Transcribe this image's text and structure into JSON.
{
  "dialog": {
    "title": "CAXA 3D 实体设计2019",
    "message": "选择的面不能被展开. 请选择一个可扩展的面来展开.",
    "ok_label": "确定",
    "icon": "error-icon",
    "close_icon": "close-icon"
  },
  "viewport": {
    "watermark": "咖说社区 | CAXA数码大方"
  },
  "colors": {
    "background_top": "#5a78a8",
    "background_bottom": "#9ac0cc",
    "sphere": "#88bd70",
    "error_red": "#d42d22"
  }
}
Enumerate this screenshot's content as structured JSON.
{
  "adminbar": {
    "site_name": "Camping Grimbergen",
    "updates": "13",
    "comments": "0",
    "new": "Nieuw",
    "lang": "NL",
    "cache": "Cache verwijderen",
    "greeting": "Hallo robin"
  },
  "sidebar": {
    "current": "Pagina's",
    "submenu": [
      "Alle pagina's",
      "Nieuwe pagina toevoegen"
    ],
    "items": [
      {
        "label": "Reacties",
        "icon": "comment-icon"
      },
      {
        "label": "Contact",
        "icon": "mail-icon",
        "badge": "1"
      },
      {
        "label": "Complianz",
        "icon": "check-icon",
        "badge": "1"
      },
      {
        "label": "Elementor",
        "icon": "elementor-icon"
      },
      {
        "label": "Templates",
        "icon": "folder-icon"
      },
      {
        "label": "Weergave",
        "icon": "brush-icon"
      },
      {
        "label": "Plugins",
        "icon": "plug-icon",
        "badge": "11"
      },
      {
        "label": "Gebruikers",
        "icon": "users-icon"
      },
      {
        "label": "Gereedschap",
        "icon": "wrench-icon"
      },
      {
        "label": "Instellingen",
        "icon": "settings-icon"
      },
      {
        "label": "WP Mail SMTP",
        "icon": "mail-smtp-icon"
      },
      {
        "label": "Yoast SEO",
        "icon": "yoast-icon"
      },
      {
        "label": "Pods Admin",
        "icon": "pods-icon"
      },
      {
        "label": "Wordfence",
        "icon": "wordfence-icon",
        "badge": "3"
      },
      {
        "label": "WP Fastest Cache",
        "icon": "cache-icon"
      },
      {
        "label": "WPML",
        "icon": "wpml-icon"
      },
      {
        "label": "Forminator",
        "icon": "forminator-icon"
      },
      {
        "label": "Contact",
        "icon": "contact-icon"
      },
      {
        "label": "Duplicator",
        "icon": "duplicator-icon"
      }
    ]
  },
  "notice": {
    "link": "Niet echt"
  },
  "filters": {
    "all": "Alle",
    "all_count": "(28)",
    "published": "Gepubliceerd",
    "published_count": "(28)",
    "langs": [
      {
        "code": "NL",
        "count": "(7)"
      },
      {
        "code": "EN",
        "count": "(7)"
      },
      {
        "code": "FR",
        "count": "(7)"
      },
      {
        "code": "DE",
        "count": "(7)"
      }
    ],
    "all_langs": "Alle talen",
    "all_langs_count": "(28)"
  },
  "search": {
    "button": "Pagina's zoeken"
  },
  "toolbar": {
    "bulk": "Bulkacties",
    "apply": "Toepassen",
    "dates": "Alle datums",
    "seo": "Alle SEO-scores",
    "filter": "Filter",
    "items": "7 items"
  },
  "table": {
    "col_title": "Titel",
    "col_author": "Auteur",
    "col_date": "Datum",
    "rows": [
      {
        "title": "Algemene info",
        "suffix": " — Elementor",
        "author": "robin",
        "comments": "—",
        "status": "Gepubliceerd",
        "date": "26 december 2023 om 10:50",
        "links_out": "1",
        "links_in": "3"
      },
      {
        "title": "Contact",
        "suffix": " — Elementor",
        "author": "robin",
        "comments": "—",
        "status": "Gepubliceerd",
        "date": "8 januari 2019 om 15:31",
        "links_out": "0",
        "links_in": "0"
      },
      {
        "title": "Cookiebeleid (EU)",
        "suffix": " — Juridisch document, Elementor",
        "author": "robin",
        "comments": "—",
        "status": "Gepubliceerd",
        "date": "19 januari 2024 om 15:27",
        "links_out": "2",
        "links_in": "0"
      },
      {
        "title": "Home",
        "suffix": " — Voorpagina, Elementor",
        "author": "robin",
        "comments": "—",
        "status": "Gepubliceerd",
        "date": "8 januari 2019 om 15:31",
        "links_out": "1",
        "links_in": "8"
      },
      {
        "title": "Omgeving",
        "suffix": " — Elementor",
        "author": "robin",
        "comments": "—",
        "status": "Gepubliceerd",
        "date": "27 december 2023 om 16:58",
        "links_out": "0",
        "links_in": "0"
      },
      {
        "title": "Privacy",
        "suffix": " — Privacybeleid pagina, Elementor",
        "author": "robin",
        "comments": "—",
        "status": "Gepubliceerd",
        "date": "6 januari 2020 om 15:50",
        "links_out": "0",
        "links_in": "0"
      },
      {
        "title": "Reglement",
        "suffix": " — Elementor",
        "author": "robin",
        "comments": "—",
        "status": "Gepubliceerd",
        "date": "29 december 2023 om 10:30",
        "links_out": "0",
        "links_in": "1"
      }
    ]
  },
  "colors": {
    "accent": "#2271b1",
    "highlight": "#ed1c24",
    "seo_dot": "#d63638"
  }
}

========================================

**Task description**.
All of the entries should be written out again exactly.

**Result for this exercise**.
Transcribe this image's text and structure into JSON.
{
  "dialog": {
    "title": "CAXA 3D 实体设计2019",
    "message": "选择的面不能被展开. 请选择一个可扩展的面来展开.",
    "ok_label": "确定",
    "icon": "error-icon",
    "close_icon": "close-icon"
  },
  "viewport": {
    "watermark": "咖说社区 | CAXA数码大方"
  },
  "colors": {
    "background_top": "#5a78a8",
    "background_bottom": "#9ac0cc",
    "sphere": "#88bd70",
    "error_red": "#d42d22"
  }
}
Enumerate this screenshot's content as structured JSON.
{
  "adminbar": {
    "site_name": "Camping Grimbergen",
    "updates": "13",
    "comments": "0",
    "new": "Nieuw",
    "lang": "NL",
    "cache": "Cache verwijderen",
    "greeting": "Hallo robin"
  },
  "sidebar": {
    "current": "Pagina's",
    "submenu": [
      "Alle pagina's",
      "Nieuwe pagina toevoegen"
    ],
    "items": [
      {
        "label": "Reacties",
        "icon": "comment-icon"
      },
      {
        "label": "Contact",
        "icon": "mail-icon",
        "badge": "1"
      },
      {
        "label": "Complianz",
        "icon": "check-icon",
        "badge": "1"
      },
      {
        "label": "Elementor",
        "icon": "elementor-icon"
      },
      {
        "label": "Templates",
        "icon": "folder-icon"
      },
      {
        "label": "Weergave",
        "icon": "brush-icon"
      },
      {
        "label": "Plugins",
        "icon": "plug-icon",
        "badge": "11"
      },
      {
        "label": "Gebruikers",
        "icon": "users-icon"
      },
      {
        "label": "Gereedschap",
        "icon": "wrench-icon"
      },
      {
        "label": "Instellingen",
        "icon": "settings-icon"
      },
      {
        "label": "WP Mail SMTP",
        "icon": "mail-smtp-icon"
      },
      {
        "label": "Yoast SEO",
        "icon": "yoast-icon"
      },
      {
        "label": "Pods Admin",
        "icon": "pods-icon"
      },
      {
        "label": "Wordfence",
        "icon": "wordfence-icon",
        "badge": "3"
      },
      {
        "label": "WP Fastest Cache",
        "icon": "cache-icon"
      },
      {
        "label": "WPML",
        "icon": "wpml-icon"
      },
      {
        "label": "Forminator",
        "icon": "forminator-icon"
      },
      {
        "label": "Contact",
        "icon": "contact-icon"
      },
      {
        "label": "Duplicator",
        "icon": "duplicator-icon"
      }
    ]
  },
  "notice": {
    "link": "Niet echt"
  },
  "filters": {
    "all": "Alle",
    "all_count": "(28)",
    "published": "Gepubliceerd",
    "published_count": "(28)",
    "langs": [
      {
        "code": "NL",
        "count": "(7)"
      },
      {
        "code": "EN",
        "count": "(7)"
      },
      {
        "code": "FR",
        "count": "(7)"
      },
      {
        "code": "DE",
        "count": "(7)"
      }
    ],
    "all_langs": "Alle talen",
    "all_langs_count": "(28)"
  },
  "search": {
    "button": "Pagina's zoeken"
  },
  "toolbar": {
    "bulk": "Bulkacties",
    "apply": "Toepassen",
    "dates": "Alle datums",
    "seo": "Alle SEO-scores",
    "filter": "Filter",
    "items": "7 items"
  },
  "table": {
    "col_title": "Titel",
    "col_author": "Auteur",
    "col_date": "Datum",
    "rows": [
      {
        "title": "Algemene info",
        "suffix": " — Elementor",
        "author": "robin",
        "comments": "—",
        "status": "Gepubliceerd",
        "date": "26 december 2023 om 10:50",
        "links_out": "1",
        "links_in": "3"
      },
      {
        "title": "Contact",
        "suffix": " — Elementor",
        "author": "robin",
        "comments": "—",
        "status": "Gepubliceerd",
        "date": "8 januari 2019 om 15:31",
        "links_out": "0",
        "links_in": "0"
      },
      {
        "title": "Cookiebeleid (EU)",
        "suffix": " — Juridisch document, Elementor",
        "author": "robin",
        "comments": "—",
        "status": "Gepubliceerd",
        "date": "19 januari 2024 om 15:27",
        "links_out": "2",
        "links_in": "0"
      },
      {
        "title": "Home",
        "suffix": " — Voorpagina, Elementor",
        "author": "robin",
        "comments": "—",
        "status": "Gepubliceerd",
        "date": "8 januari 2019 om 15:31",
        "links_out": "1",
        "links_in": "8"
      },
      {
        "title": "Omgeving",
        "suffix": " — Elementor",
        "author": "robin",
        "comments": "—",
        "status": "Gepubliceerd",
        "date": "27 december 2023 om 16:58",
        "links_out": "0",
        "links_in": "0"
      },
      {
        "title": "Privacy",
        "suffix": " — Privacybeleid pagina, Elementor",
        "author": "robin",
        "comments": "—",
        "status": "Gepubliceerd",
        "date": "6 januari 2020 om 15:50",
        "links_out": "0",
        "links_in": "0"
      },
      {
        "title": "Reglement",
        "suffix": " — Elementor",
        "author": "robin",
        "comments": "—",
        "status": "Gepubliceerd",
        "date": "29 december 2023 om 10:30",
        "links_out": "0",
        "links_in": "1"
      }
    ]
  },
  "colors": {
    "accent": "#2271b1",
    "highlight": "#ed1c24",
    "seo_dot": "#d63638"
  }
}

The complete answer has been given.